++++ Exercise material

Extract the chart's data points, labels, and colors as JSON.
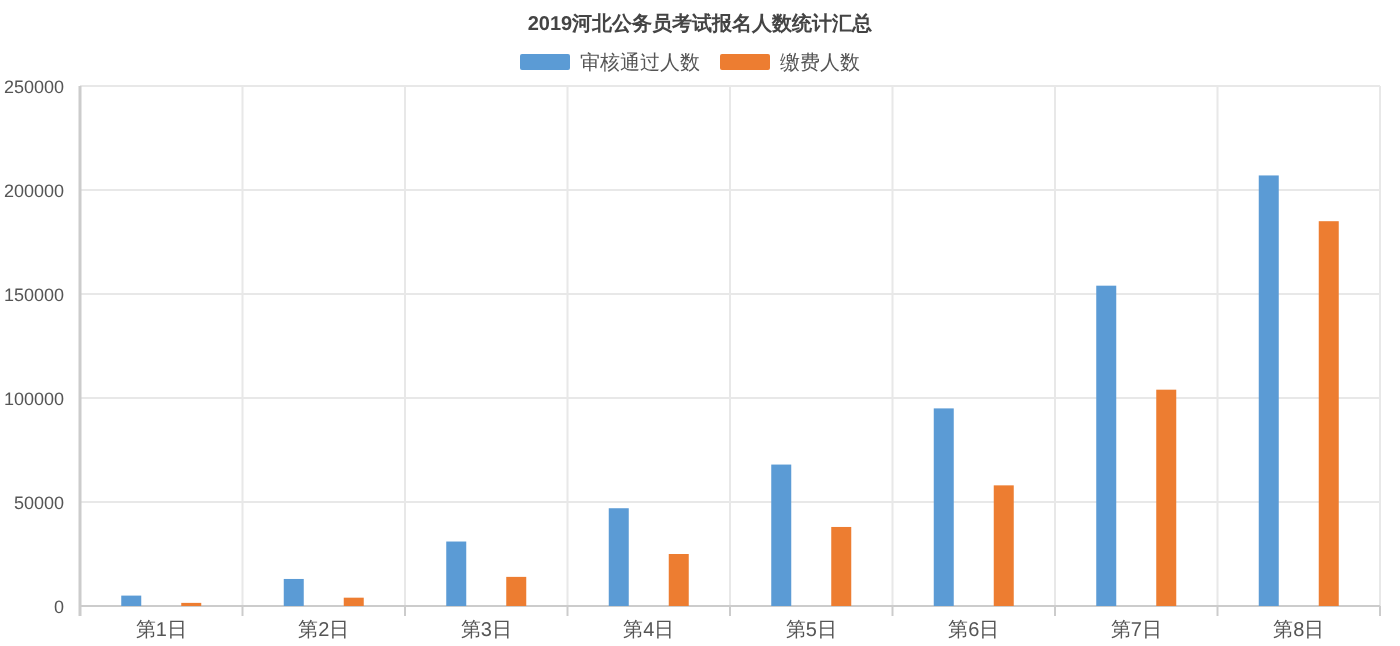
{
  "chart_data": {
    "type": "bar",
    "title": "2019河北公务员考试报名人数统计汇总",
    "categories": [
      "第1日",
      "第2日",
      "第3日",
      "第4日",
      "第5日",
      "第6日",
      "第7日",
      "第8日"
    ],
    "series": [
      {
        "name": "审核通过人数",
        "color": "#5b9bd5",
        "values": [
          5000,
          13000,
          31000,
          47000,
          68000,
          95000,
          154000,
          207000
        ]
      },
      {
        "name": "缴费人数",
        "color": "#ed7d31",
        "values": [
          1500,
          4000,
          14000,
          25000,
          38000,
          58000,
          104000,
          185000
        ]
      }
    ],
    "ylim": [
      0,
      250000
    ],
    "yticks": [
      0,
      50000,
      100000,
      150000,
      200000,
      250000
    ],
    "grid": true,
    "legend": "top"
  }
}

++++++++

## The task
Copy out the records above in full, exactly as written, but not the pictures.

## Result for this exercise
Extract the chart's data points, labels, and colors as JSON.
{
  "chart_data": {
    "type": "bar",
    "title": "2019河北公务员考试报名人数统计汇总",
    "categories": [
      "第1日",
      "第2日",
      "第3日",
      "第4日",
      "第5日",
      "第6日",
      "第7日",
      "第8日"
    ],
    "series": [
      {
        "name": "审核通过人数",
        "color": "#5b9bd5",
        "values": [
          5000,
          13000,
          31000,
          47000,
          68000,
          95000,
          154000,
          207000
        ]
      },
      {
        "name": "缴费人数",
        "color": "#ed7d31",
        "values": [
          1500,
          4000,
          14000,
          25000,
          38000,
          58000,
          104000,
          185000
        ]
      }
    ],
    "ylim": [
      0,
      250000
    ],
    "yticks": [
      0,
      50000,
      100000,
      150000,
      200000,
      250000
    ],
    "grid": true,
    "legend": "top"
  }
}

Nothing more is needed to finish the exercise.